_AIM OF THE TASK:_
Omit all pictures, then retype the data exactly as given.

Recorded data

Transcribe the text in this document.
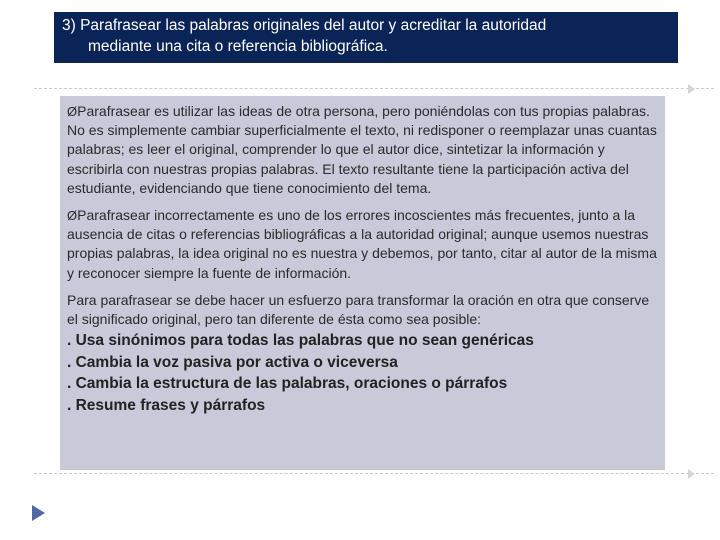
3) Parafrasear las palabras originales del autor y acreditar la autoridad
mediante una cita o referencia bibliográfica.

ØParafrasear es utilizar las ideas de otra persona, pero poniéndolas con tus propias palabras. No es simplemente cambiar superficialmente el texto, ni redisponer o reemplazar unas cuantas palabras; es leer el original, comprender lo que el autor dice, sintetizar la información y escribirla con nuestras propias palabras. El texto resultante tiene la participación activa del estudiante, evidenciando que tiene conocimiento del tema.

ØParafrasear incorrectamente es uno de los errores incoscientes más frecuentes, junto a la ausencia de citas o referencias bibliográficas a la autoridad original; aunque usemos nuestras propias palabras, la idea original no es nuestra y debemos, por tanto, citar al autor de la misma y reconocer siempre la fuente de información.

Para parafrasear se debe hacer un esfuerzo para transformar la oración en otra que conserve el significado original, pero tan diferente de ésta como sea posible:

. Usa sinónimos para todas las palabras que no sean genéricas
. Cambia la voz pasiva por activa o viceversa
. Cambia la estructura de las palabras, oraciones o párrafos
. Resume frases y párrafos
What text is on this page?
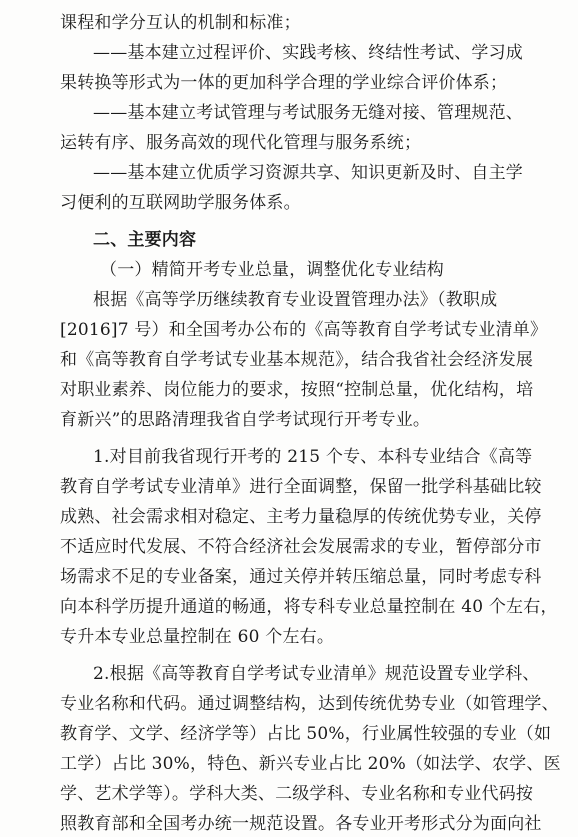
课程和学分互认的机制和标准；
——基本建立过程评价、实践考核、终结性考试、学习成
果转换等形式为一体的更加科学合理的学业综合评价体系；
——基本建立考试管理与考试服务无缝对接、管理规范、
运转有序、服务高效的现代化管理与服务系统；
——基本建立优质学习资源共享、知识更新及时、自主学
习便利的互联网助学服务体系。
二、主要内容
（一）精简开考专业总量，调整优化专业结构
根据《高等学历继续教育专业设置管理办法》（教职成
[2016]7 号）和全国考办公布的《高等教育自学考试专业清单》
和《高等教育自学考试专业基本规范》，结合我省社会经济发展
对职业素养、岗位能力的要求，按照“控制总量，优化结构，培
育新兴”的思路清理我省自学考试现行开考专业。
1.对目前我省现行开考的 215 个专、本科专业结合《高等
教育自学考试专业清单》进行全面调整，保留一批学科基础比较
成熟、社会需求相对稳定、主考力量稳厚的传统优势专业，关停
不适应时代发展、不符合经济社会发展需求的专业，暂停部分市
场需求不足的专业备案，通过关停并转压缩总量，同时考虑专科
向本科学历提升通道的畅通，将专科专业总量控制在 40 个左右，
专升本专业总量控制在 60 个左右。
2.根据《高等教育自学考试专业清单》规范设置专业学科、
专业名称和代码。通过调整结构，达到传统优势专业（如管理学、
教育学、文学、经济学等）占比 50%，行业属性较强的专业（如
工学）占比 30%，特色、新兴专业占比 20%（如法学、农学、医
学、艺术学等）。学科大类、二级学科、专业名称和专业代码按
照教育部和全国考办统一规范设置。各专业开考形式分为面向社
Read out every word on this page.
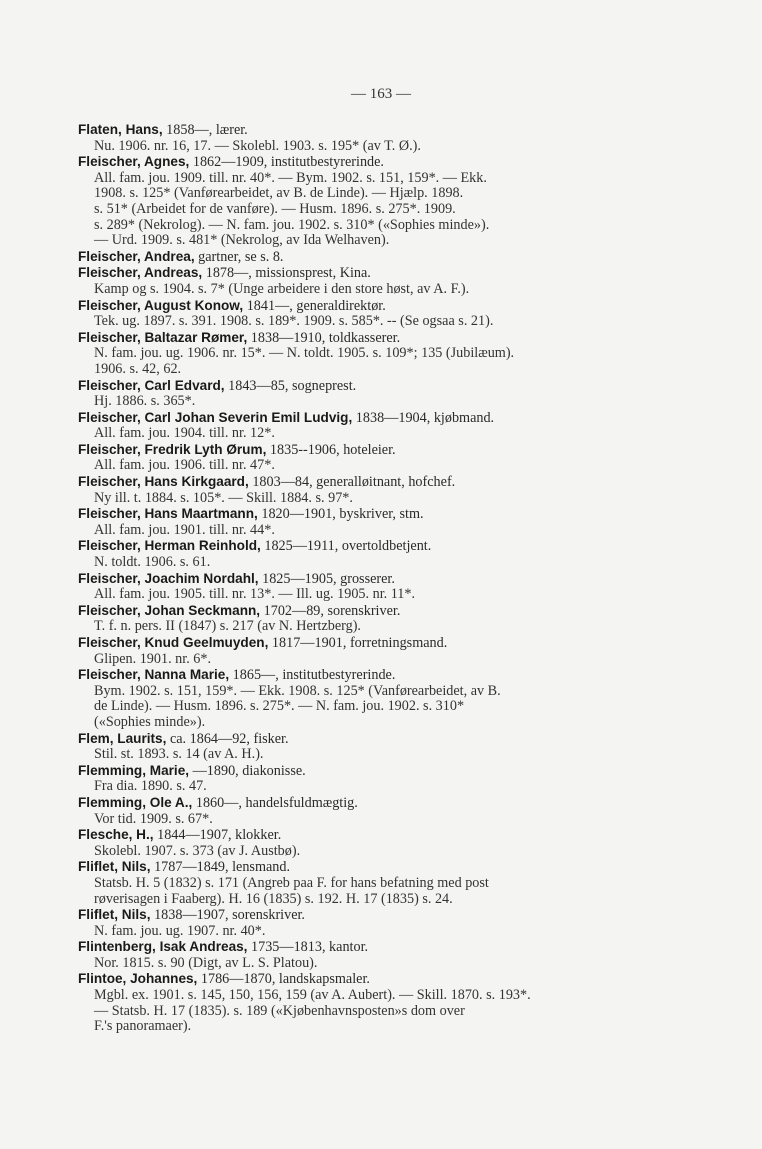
— 163 —
Flaten, Hans, 1858—, lærer.
Nu. 1906. nr. 16, 17. — Skolebl. 1903. s. 195* (av T. Ø.).
Fleischer, Agnes, 1862—1909, institutbestyrerinde.
All. fam. jou. 1909. till. nr. 40*. — Bym. 1902. s. 151, 159*. — Ekk.
1908. s. 125* (Vanførearbeidet, av B. de Linde). — Hjælp. 1898.
s. 51* (Arbeidet for de vanføre). — Husm. 1896. s. 275*. 1909.
s. 289* (Nekrolog). — N. fam. jou. 1902. s. 310* («Sophies minde»).
— Urd. 1909. s. 481* (Nekrolog, av Ida Welhaven).
Fleischer, Andrea, gartner, se s. 8.
Fleischer, Andreas, 1878—, missionsprest, Kina.
Kamp og s. 1904. s. 7* (Unge arbeidere i den store høst, av A. F.).
Fleischer, August Konow, 1841—, generaldirektør.
Tek. ug. 1897. s. 391. 1908. s. 189*. 1909. s. 585*. -- (Se ogsaa s. 21).
Fleischer, Baltazar Rømer, 1838—1910, toldkasserer.
N. fam. jou. ug. 1906. nr. 15*. — N. toldt. 1905. s. 109*; 135 (Jubilæum).
1906. s. 42, 62.
Fleischer, Carl Edvard, 1843—85, sogneprest.
Hj. 1886. s. 365*.
Fleischer, Carl Johan Severin Emil Ludvig, 1838—1904, kjøbmand.
All. fam. jou. 1904. till. nr. 12*.
Fleischer, Fredrik Lyth Ørum, 1835--1906, hoteleier.
All. fam. jou. 1906. till. nr. 47*.
Fleischer, Hans Kirkgaard, 1803—84, generalløitnant, hofchef.
Ny ill. t. 1884. s. 105*. — Skill. 1884. s. 97*.
Fleischer, Hans Maartmann, 1820—1901, byskriver, stm.
All. fam. jou. 1901. till. nr. 44*.
Fleischer, Herman Reinhold, 1825—1911, overtoldbetjent.
N. toldt. 1906. s. 61.
Fleischer, Joachim Nordahl, 1825—1905, grosserer.
All. fam. jou. 1905. till. nr. 13*. — Ill. ug. 1905. nr. 11*.
Fleischer, Johan Seckmann, 1702—89, sorenskriver.
T. f. n. pers. II (1847) s. 217 (av N. Hertzberg).
Fleischer, Knud Geelmuyden, 1817—1901, forretningsmand.
Glipen. 1901. nr. 6*.
Fleischer, Nanna Marie, 1865—, institutbestyrerinde.
Bym. 1902. s. 151, 159*. — Ekk. 1908. s. 125* (Vanførearbeidet, av B.
de Linde). — Husm. 1896. s. 275*. — N. fam. jou. 1902. s. 310*
(«Sophies minde»).
Flem, Laurits, ca. 1864—92, fisker.
Stil. st. 1893. s. 14 (av A. H.).
Flemming, Marie, —1890, diakonisse.
Fra dia. 1890. s. 47.
Flemming, Ole A., 1860—, handelsfuldmægtig.
Vor tid. 1909. s. 67*.
Flesche, H., 1844—1907, klokker.
Skolebl. 1907. s. 373 (av J. Austbø).
Fliflet, Nils, 1787—1849, lensmand.
Statsb. H. 5 (1832) s. 171 (Angreb paa F. for hans befatning med post
røverisagen i Faaberg). H. 16 (1835) s. 192. H. 17 (1835) s. 24.
Fliflet, Nils, 1838—1907, sorenskriver.
N. fam. jou. ug. 1907. nr. 40*.
Flintenberg, Isak Andreas, 1735—1813, kantor.
Nor. 1815. s. 90 (Digt, av L. S. Platou).
Flintoe, Johannes, 1786—1870, landskapsmaler.
Mgbl. ex. 1901. s. 145, 150, 156, 159 (av A. Aubert). — Skill. 1870. s. 193*.
— Statsb. H. 17 (1835). s. 189 («Kjøbenhavnsposten»s dom over
F.'s panoramaer).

_REPLY TO THE EXERCISE:_
Transcribe the text in this document.
3) Parafrasear las palabras originales del autor y acreditar la autoridad
mediante una cita o referencia bibliográfica.

ØParafrasear es utilizar las ideas de otra persona, pero poniéndolas con tus propias palabras. No es simplemente cambiar superficialmente el texto, ni redisponer o reemplazar unas cuantas palabras; es leer el original, comprender lo que el autor dice, sintetizar la información y escribirla con nuestras propias palabras. El texto resultante tiene la participación activa del estudiante, evidenciando que tiene conocimiento del tema.

ØParafrasear incorrectamente es uno de los errores incoscientes más frecuentes, junto a la ausencia de citas o referencias bibliográficas a la autoridad original; aunque usemos nuestras propias palabras, la idea original no es nuestra y debemos, por tanto, citar al autor de la misma y reconocer siempre la fuente de información.

Para parafrasear se debe hacer un esfuerzo para transformar la oración en otra que conserve el significado original, pero tan diferente de ésta como sea posible:

. Usa sinónimos para todas las palabras que no sean genéricas
. Cambia la voz pasiva por activa o viceversa
. Cambia la estructura de las palabras, oraciones o párrafos
. Resume frases y párrafos
What text is on this page?
课程和学分互认的机制和标准；
——基本建立过程评价、实践考核、终结性考试、学习成
果转换等形式为一体的更加科学合理的学业综合评价体系；
——基本建立考试管理与考试服务无缝对接、管理规范、
运转有序、服务高效的现代化管理与服务系统；
——基本建立优质学习资源共享、知识更新及时、自主学
习便利的互联网助学服务体系。
二、主要内容
（一）精简开考专业总量，调整优化专业结构
根据《高等学历继续教育专业设置管理办法》（教职成
[2016]7 号）和全国考办公布的《高等教育自学考试专业清单》
和《高等教育自学考试专业基本规范》，结合我省社会经济发展
对职业素养、岗位能力的要求，按照“控制总量，优化结构，培
育新兴”的思路清理我省自学考试现行开考专业。
1.对目前我省现行开考的 215 个专、本科专业结合《高等
教育自学考试专业清单》进行全面调整，保留一批学科基础比较
成熟、社会需求相对稳定、主考力量稳厚的传统优势专业，关停
不适应时代发展、不符合经济社会发展需求的专业，暂停部分市
场需求不足的专业备案，通过关停并转压缩总量，同时考虑专科
向本科学历提升通道的畅通，将专科专业总量控制在 40 个左右，
专升本专业总量控制在 60 个左右。
2.根据《高等教育自学考试专业清单》规范设置专业学科、
专业名称和代码。通过调整结构，达到传统优势专业（如管理学、
教育学、文学、经济学等）占比 50%，行业属性较强的专业（如
工学）占比 30%，特色、新兴专业占比 20%（如法学、农学、医
学、艺术学等）。学科大类、二级学科、专业名称和专业代码按
照教育部和全国考办统一规范设置。各专业开考形式分为面向社
Read out every word on this page.
— 163 —
Flaten, Hans, 1858—, lærer.
Nu. 1906. nr. 16, 17. — Skolebl. 1903. s. 195* (av T. Ø.).
Fleischer, Agnes, 1862—1909, institutbestyrerinde.
All. fam. jou. 1909. till. nr. 40*. — Bym. 1902. s. 151, 159*. — Ekk.
1908. s. 125* (Vanførearbeidet, av B. de Linde). — Hjælp. 1898.
s. 51* (Arbeidet for de vanføre). — Husm. 1896. s. 275*. 1909.
s. 289* (Nekrolog). — N. fam. jou. 1902. s. 310* («Sophies minde»).
— Urd. 1909. s. 481* (Nekrolog, av Ida Welhaven).
Fleischer, Andrea, gartner, se s. 8.
Fleischer, Andreas, 1878—, missionsprest, Kina.
Kamp og s. 1904. s. 7* (Unge arbeidere i den store høst, av A. F.).
Fleischer, August Konow, 1841—, generaldirektør.
Tek. ug. 1897. s. 391. 1908. s. 189*. 1909. s. 585*. -- (Se ogsaa s. 21).
Fleischer, Baltazar Rømer, 1838—1910, toldkasserer.
N. fam. jou. ug. 1906. nr. 15*. — N. toldt. 1905. s. 109*; 135 (Jubilæum).
1906. s. 42, 62.
Fleischer, Carl Edvard, 1843—85, sogneprest.
Hj. 1886. s. 365*.
Fleischer, Carl Johan Severin Emil Ludvig, 1838—1904, kjøbmand.
All. fam. jou. 1904. till. nr. 12*.
Fleischer, Fredrik Lyth Ørum, 1835--1906, hoteleier.
All. fam. jou. 1906. till. nr. 47*.
Fleischer, Hans Kirkgaard, 1803—84, generalløitnant, hofchef.
Ny ill. t. 1884. s. 105*. — Skill. 1884. s. 97*.
Fleischer, Hans Maartmann, 1820—1901, byskriver, stm.
All. fam. jou. 1901. till. nr. 44*.
Fleischer, Herman Reinhold, 1825—1911, overtoldbetjent.
N. toldt. 1906. s. 61.
Fleischer, Joachim Nordahl, 1825—1905, grosserer.
All. fam. jou. 1905. till. nr. 13*. — Ill. ug. 1905. nr. 11*.
Fleischer, Johan Seckmann, 1702—89, sorenskriver.
T. f. n. pers. II (1847) s. 217 (av N. Hertzberg).
Fleischer, Knud Geelmuyden, 1817—1901, forretningsmand.
Glipen. 1901. nr. 6*.
Fleischer, Nanna Marie, 1865—, institutbestyrerinde.
Bym. 1902. s. 151, 159*. — Ekk. 1908. s. 125* (Vanførearbeidet, av B.
de Linde). — Husm. 1896. s. 275*. — N. fam. jou. 1902. s. 310*
(«Sophies minde»).
Flem, Laurits, ca. 1864—92, fisker.
Stil. st. 1893. s. 14 (av A. H.).
Flemming, Marie, —1890, diakonisse.
Fra dia. 1890. s. 47.
Flemming, Ole A., 1860—, handelsfuldmægtig.
Vor tid. 1909. s. 67*.
Flesche, H., 1844—1907, klokker.
Skolebl. 1907. s. 373 (av J. Austbø).
Fliflet, Nils, 1787—1849, lensmand.
Statsb. H. 5 (1832) s. 171 (Angreb paa F. for hans befatning med post
røverisagen i Faaberg). H. 16 (1835) s. 192. H. 17 (1835) s. 24.
Fliflet, Nils, 1838—1907, sorenskriver.
N. fam. jou. ug. 1907. nr. 40*.
Flintenberg, Isak Andreas, 1735—1813, kantor.
Nor. 1815. s. 90 (Digt, av L. S. Platou).
Flintoe, Johannes, 1786—1870, landskapsmaler.
Mgbl. ex. 1901. s. 145, 150, 156, 159 (av A. Aubert). — Skill. 1870. s. 193*.
— Statsb. H. 17 (1835). s. 189 («Kjøbenhavnsposten»s dom over
F.'s panoramaer).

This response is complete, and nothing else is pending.